▶ **THE TASK**:
Below are records to repeat exactly. Omit the pictures from the copy.

[Data records]
━━━━━━━━━━━━━━━━━━━━━━━━━━━━━━
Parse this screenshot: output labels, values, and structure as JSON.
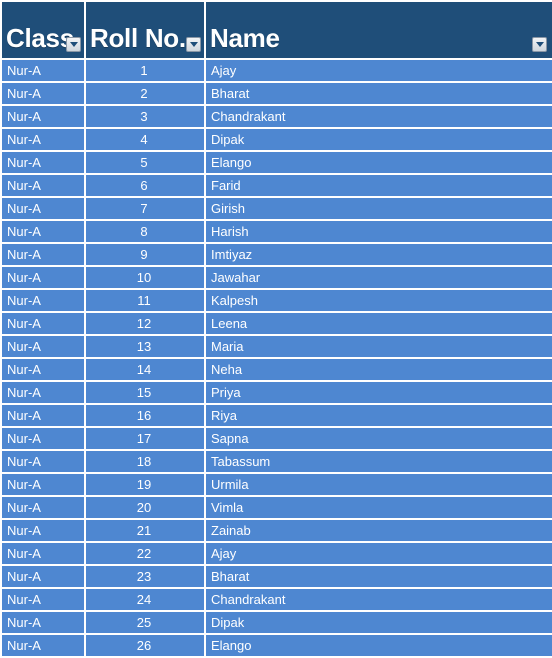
{
  "table": {
    "columns": [
      {
        "key": "class",
        "label": "Class",
        "align": "left",
        "filter_icon": "filter-dropdown-icon"
      },
      {
        "key": "roll_no",
        "label": "Roll No.",
        "align": "center",
        "filter_icon": "filter-dropdown-icon"
      },
      {
        "key": "name",
        "label": "Name",
        "align": "left",
        "filter_icon": "filter-dropdown-icon"
      }
    ],
    "colors": {
      "header_background": "#1F4E79",
      "header_text": "#FFFFFF",
      "row_background": "#4E87D1",
      "row_text": "#FFFFFF",
      "gridline": "#FFFFFF",
      "filter_button_face": "#DCE2E8",
      "filter_button_arrow": "#1F4E79"
    },
    "rows": [
      {
        "class": "Nur-A",
        "roll_no": "1",
        "name": "Ajay"
      },
      {
        "class": "Nur-A",
        "roll_no": "2",
        "name": "Bharat"
      },
      {
        "class": "Nur-A",
        "roll_no": "3",
        "name": "Chandrakant"
      },
      {
        "class": "Nur-A",
        "roll_no": "4",
        "name": "Dipak"
      },
      {
        "class": "Nur-A",
        "roll_no": "5",
        "name": "Elango"
      },
      {
        "class": "Nur-A",
        "roll_no": "6",
        "name": "Farid"
      },
      {
        "class": "Nur-A",
        "roll_no": "7",
        "name": "Girish"
      },
      {
        "class": "Nur-A",
        "roll_no": "8",
        "name": "Harish"
      },
      {
        "class": "Nur-A",
        "roll_no": "9",
        "name": "Imtiyaz"
      },
      {
        "class": "Nur-A",
        "roll_no": "10",
        "name": "Jawahar"
      },
      {
        "class": "Nur-A",
        "roll_no": "11",
        "name": "Kalpesh"
      },
      {
        "class": "Nur-A",
        "roll_no": "12",
        "name": "Leena"
      },
      {
        "class": "Nur-A",
        "roll_no": "13",
        "name": "Maria"
      },
      {
        "class": "Nur-A",
        "roll_no": "14",
        "name": "Neha"
      },
      {
        "class": "Nur-A",
        "roll_no": "15",
        "name": "Priya"
      },
      {
        "class": "Nur-A",
        "roll_no": "16",
        "name": "Riya"
      },
      {
        "class": "Nur-A",
        "roll_no": "17",
        "name": "Sapna"
      },
      {
        "class": "Nur-A",
        "roll_no": "18",
        "name": "Tabassum"
      },
      {
        "class": "Nur-A",
        "roll_no": "19",
        "name": "Urmila"
      },
      {
        "class": "Nur-A",
        "roll_no": "20",
        "name": "Vimla"
      },
      {
        "class": "Nur-A",
        "roll_no": "21",
        "name": "Zainab"
      },
      {
        "class": "Nur-A",
        "roll_no": "22",
        "name": "Ajay"
      },
      {
        "class": "Nur-A",
        "roll_no": "23",
        "name": "Bharat"
      },
      {
        "class": "Nur-A",
        "roll_no": "24",
        "name": "Chandrakant"
      },
      {
        "class": "Nur-A",
        "roll_no": "25",
        "name": "Dipak"
      },
      {
        "class": "Nur-A",
        "roll_no": "26",
        "name": "Elango"
      }
    ]
  }
}
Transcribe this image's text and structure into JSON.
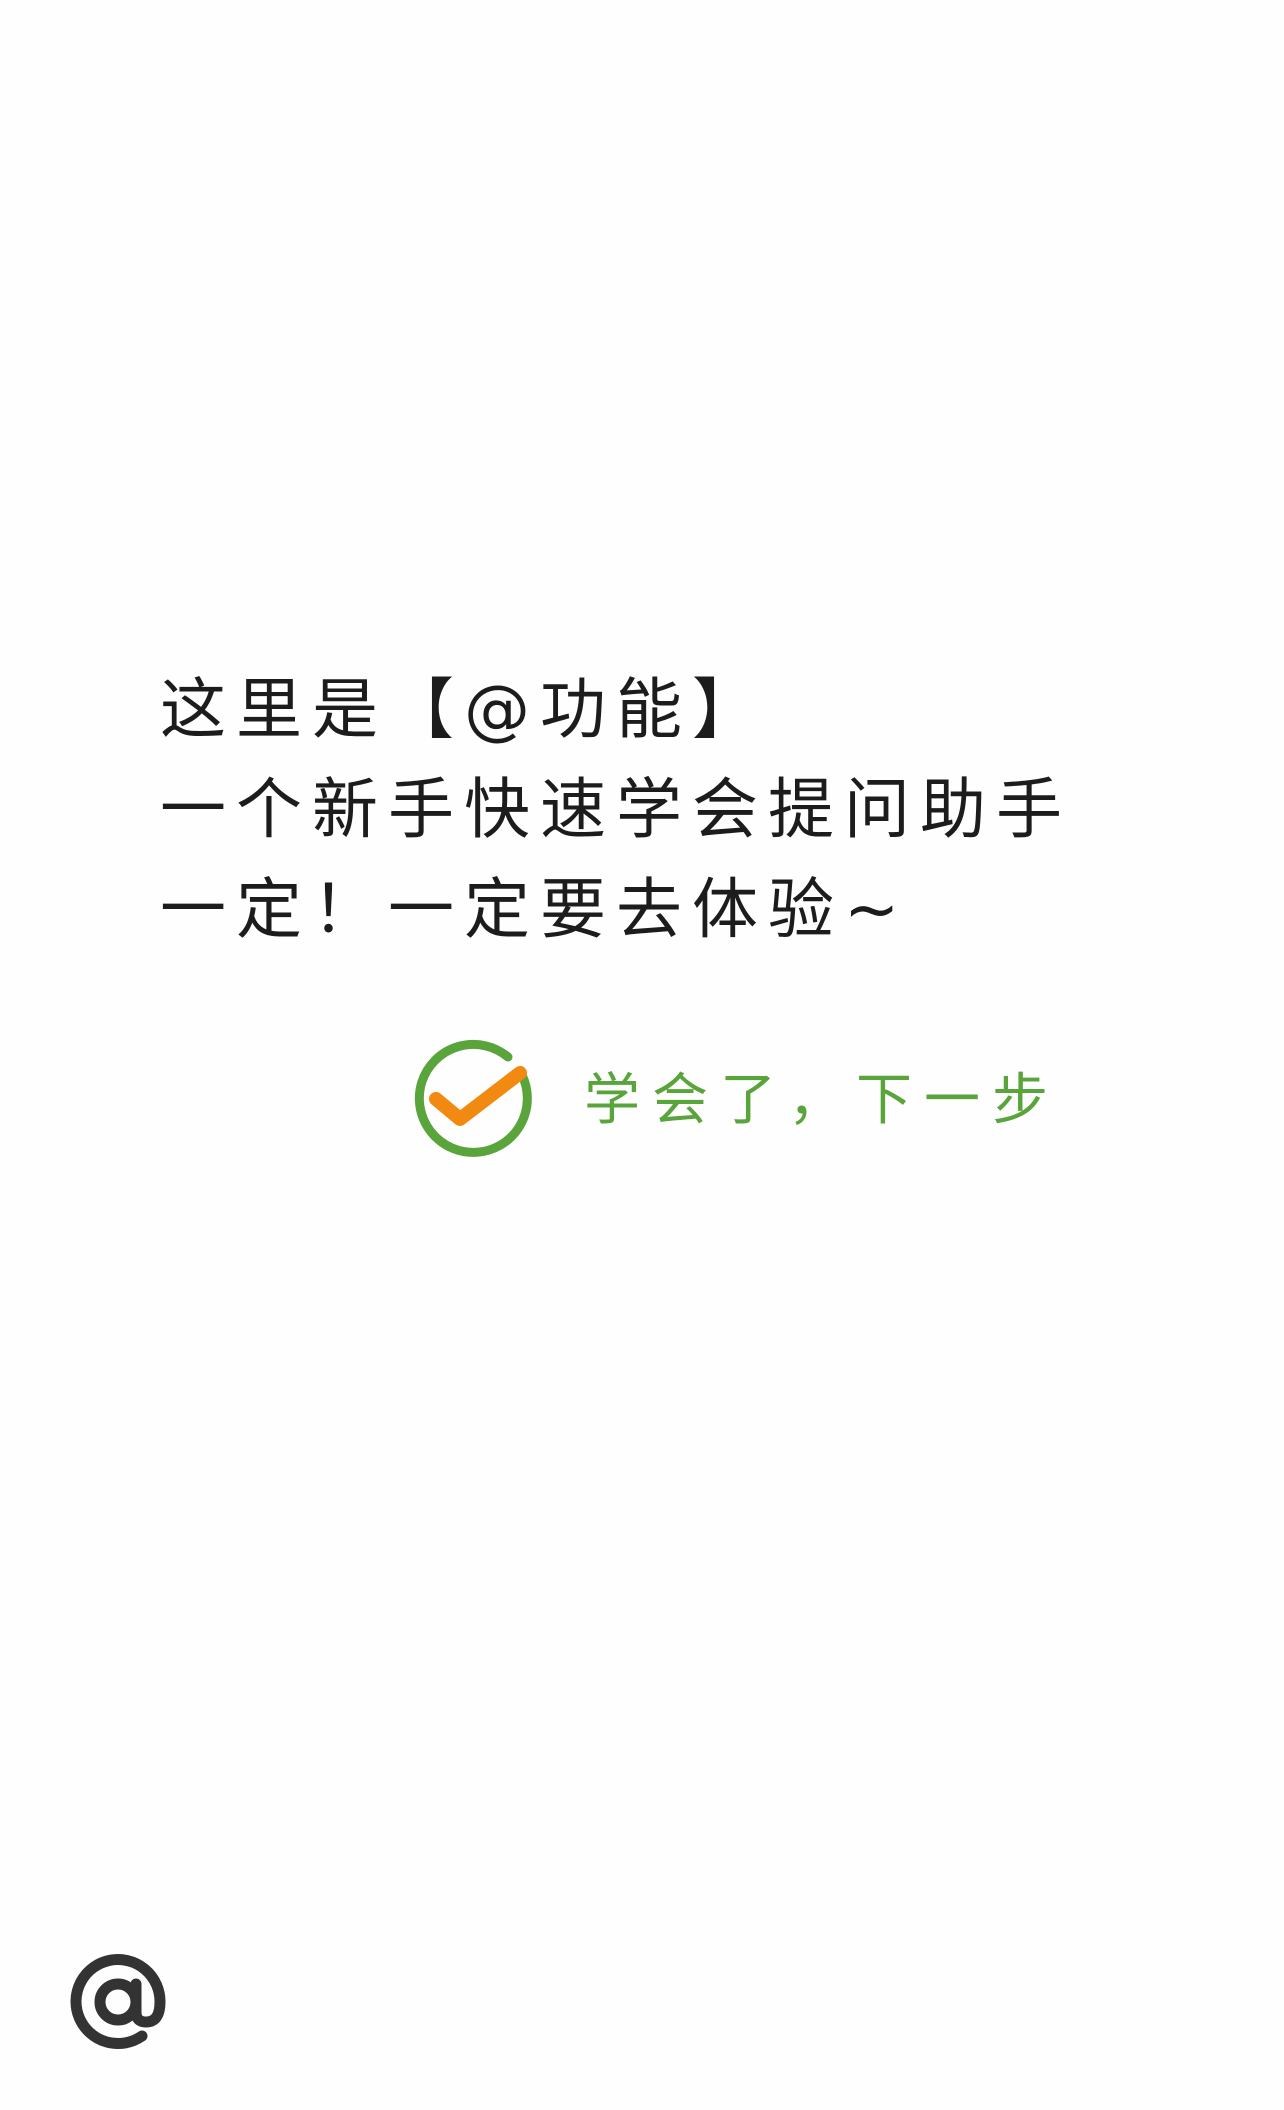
{
  "guide": {
    "lines": [
      "这里是【@功能】",
      "一个新手快速学会提问助手",
      "一定！一定要去体验~"
    ]
  },
  "next_step": {
    "label": "学会了，下一步",
    "icon": "check-circle-icon"
  },
  "at_button": {
    "icon": "at-sign-icon"
  },
  "colors": {
    "background": "#fefefe",
    "text": "#1c1c1c",
    "accent_green": "#5aa43c",
    "accent_orange": "#f28a12",
    "icon_gray": "#333333"
  }
}
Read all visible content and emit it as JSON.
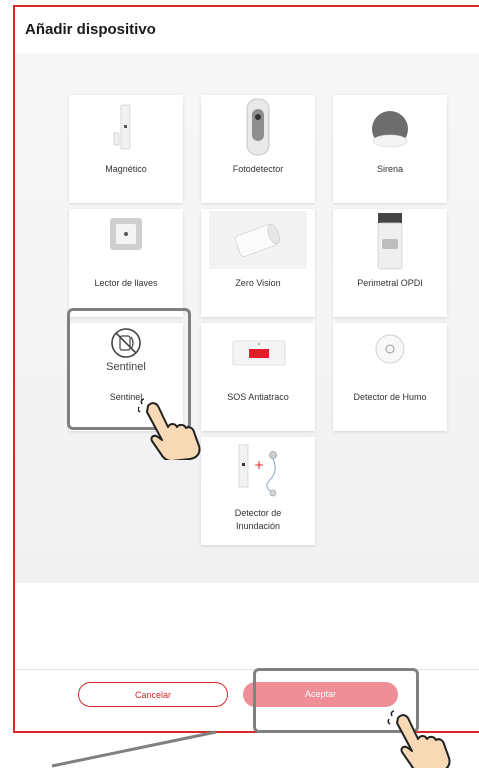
{
  "dialog": {
    "title": "Añadir dispositivo",
    "accent_color": "#d32a2a",
    "devices": [
      {
        "label": "Magnético",
        "icon": "magnetic-sensor-icon"
      },
      {
        "label": "Fotodetector",
        "icon": "photodetector-icon"
      },
      {
        "label": "Sirena",
        "icon": "siren-icon"
      },
      {
        "label": "Lector de llaves",
        "icon": "key-reader-icon"
      },
      {
        "label": "Zero Vision",
        "icon": "zero-vision-icon"
      },
      {
        "label": "Perimetral OPDI",
        "icon": "perimeter-camera-icon"
      },
      {
        "label": "Sentinel",
        "icon": "sentinel-icon",
        "icon_text": "Sentinel"
      },
      {
        "label": "SOS Antiatraco",
        "icon": "sos-button-icon"
      },
      {
        "label": "Detector de Humo",
        "icon": "smoke-detector-icon"
      },
      {
        "label": "Detector de",
        "label2": "Inundación",
        "icon": "flood-detector-icon"
      }
    ],
    "buttons": {
      "cancel": "Cancelar",
      "accept": "Aceptar"
    }
  }
}
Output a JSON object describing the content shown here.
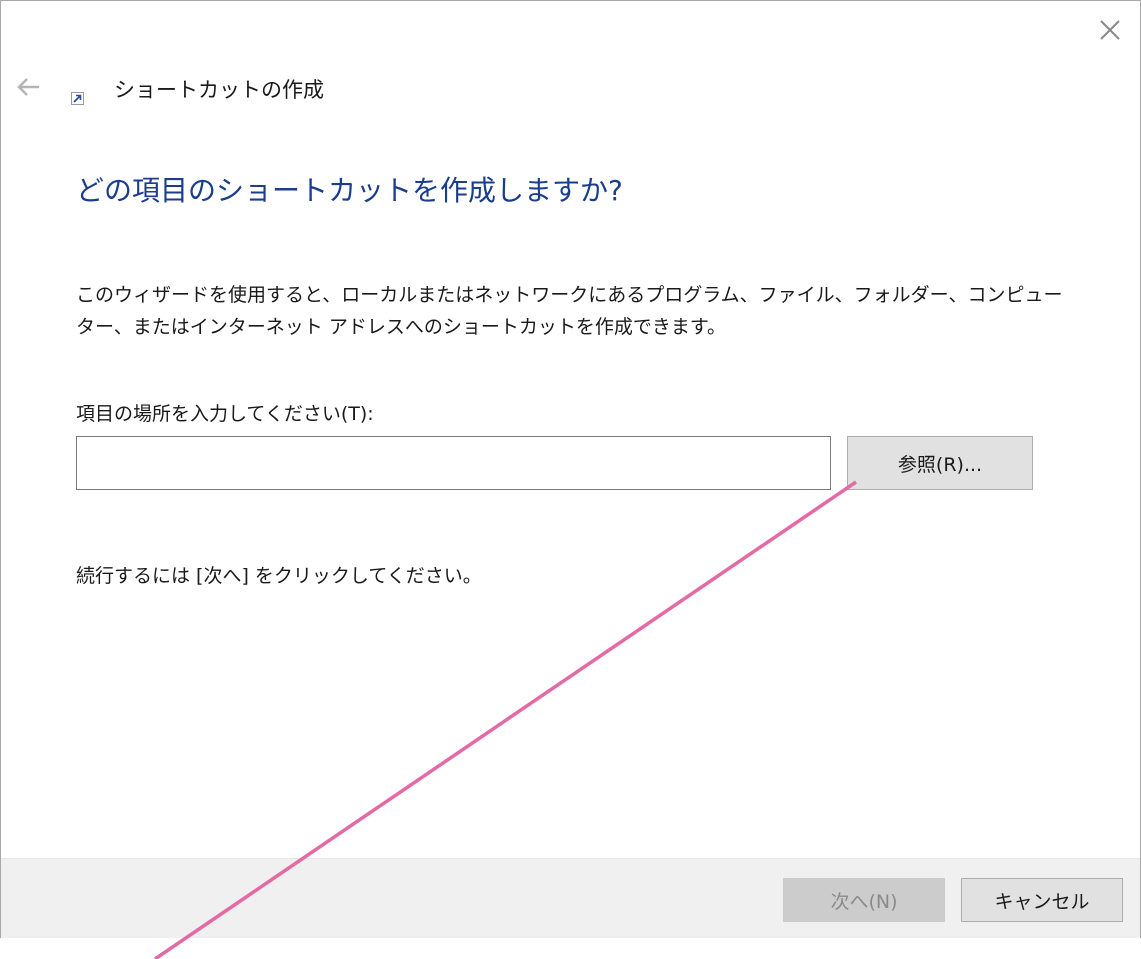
━━━━━━━━━━━━━━━━━━━━━━━━━━━━━━
▶ **ANSWER TO THE PROBLEM**:
Parse this screenshot: output labels, values, and structure as JSON.
{
  "table": {
    "columns": [
      {
        "key": "class",
        "label": "Class",
        "align": "left",
        "filter_icon": "filter-dropdown-icon"
      },
      {
        "key": "roll_no",
        "label": "Roll No.",
        "align": "center",
        "filter_icon": "filter-dropdown-icon"
      },
      {
        "key": "name",
        "label": "Name",
        "align": "left",
        "filter_icon": "filter-dropdown-icon"
      }
    ],
    "colors": {
      "header_background": "#1F4E79",
      "header_text": "#FFFFFF",
      "row_background": "#4E87D1",
      "row_text": "#FFFFFF",
      "gridline": "#FFFFFF",
      "filter_button_face": "#DCE2E8",
      "filter_button_arrow": "#1F4E79"
    },
    "rows": [
      {
        "class": "Nur-A",
        "roll_no": "1",
        "name": "Ajay"
      },
      {
        "class": "Nur-A",
        "roll_no": "2",
        "name": "Bharat"
      },
      {
        "class": "Nur-A",
        "roll_no": "3",
        "name": "Chandrakant"
      },
      {
        "class": "Nur-A",
        "roll_no": "4",
        "name": "Dipak"
      },
      {
        "class": "Nur-A",
        "roll_no": "5",
        "name": "Elango"
      },
      {
        "class": "Nur-A",
        "roll_no": "6",
        "name": "Farid"
      },
      {
        "class": "Nur-A",
        "roll_no": "7",
        "name": "Girish"
      },
      {
        "class": "Nur-A",
        "roll_no": "8",
        "name": "Harish"
      },
      {
        "class": "Nur-A",
        "roll_no": "9",
        "name": "Imtiyaz"
      },
      {
        "class": "Nur-A",
        "roll_no": "10",
        "name": "Jawahar"
      },
      {
        "class": "Nur-A",
        "roll_no": "11",
        "name": "Kalpesh"
      },
      {
        "class": "Nur-A",
        "roll_no": "12",
        "name": "Leena"
      },
      {
        "class": "Nur-A",
        "roll_no": "13",
        "name": "Maria"
      },
      {
        "class": "Nur-A",
        "roll_no": "14",
        "name": "Neha"
      },
      {
        "class": "Nur-A",
        "roll_no": "15",
        "name": "Priya"
      },
      {
        "class": "Nur-A",
        "roll_no": "16",
        "name": "Riya"
      },
      {
        "class": "Nur-A",
        "roll_no": "17",
        "name": "Sapna"
      },
      {
        "class": "Nur-A",
        "roll_no": "18",
        "name": "Tabassum"
      },
      {
        "class": "Nur-A",
        "roll_no": "19",
        "name": "Urmila"
      },
      {
        "class": "Nur-A",
        "roll_no": "20",
        "name": "Vimla"
      },
      {
        "class": "Nur-A",
        "roll_no": "21",
        "name": "Zainab"
      },
      {
        "class": "Nur-A",
        "roll_no": "22",
        "name": "Ajay"
      },
      {
        "class": "Nur-A",
        "roll_no": "23",
        "name": "Bharat"
      },
      {
        "class": "Nur-A",
        "roll_no": "24",
        "name": "Chandrakant"
      },
      {
        "class": "Nur-A",
        "roll_no": "25",
        "name": "Dipak"
      },
      {
        "class": "Nur-A",
        "roll_no": "26",
        "name": "Elango"
      }
    ]
  }
}
Transcribe this image's text and structure into JSON.
{
  "guide": {
    "lines": [
      "这里是【@功能】",
      "一个新手快速学会提问助手",
      "一定！一定要去体验~"
    ]
  },
  "next_step": {
    "label": "学会了，下一步",
    "icon": "check-circle-icon"
  },
  "at_button": {
    "icon": "at-sign-icon"
  },
  "colors": {
    "background": "#fefefe",
    "text": "#1c1c1c",
    "accent_green": "#5aa43c",
    "accent_orange": "#f28a12",
    "icon_gray": "#333333"
  }
}
Read all visible content and emit it as JSON.
{
  "dialog": {
    "title": "Añadir dispositivo",
    "accent_color": "#d32a2a",
    "devices": [
      {
        "label": "Magnético",
        "icon": "magnetic-sensor-icon"
      },
      {
        "label": "Fotodetector",
        "icon": "photodetector-icon"
      },
      {
        "label": "Sirena",
        "icon": "siren-icon"
      },
      {
        "label": "Lector de llaves",
        "icon": "key-reader-icon"
      },
      {
        "label": "Zero Vision",
        "icon": "zero-vision-icon"
      },
      {
        "label": "Perimetral OPDI",
        "icon": "perimeter-camera-icon"
      },
      {
        "label": "Sentinel",
        "icon": "sentinel-icon",
        "icon_text": "Sentinel"
      },
      {
        "label": "SOS Antiatraco",
        "icon": "sos-button-icon"
      },
      {
        "label": "Detector de Humo",
        "icon": "smoke-detector-icon"
      },
      {
        "label": "Detector de",
        "label2": "Inundación",
        "icon": "flood-detector-icon"
      }
    ],
    "buttons": {
      "cancel": "Cancelar",
      "accept": "Aceptar"
    }
  }
}
Output a JSON object describing the content shown here.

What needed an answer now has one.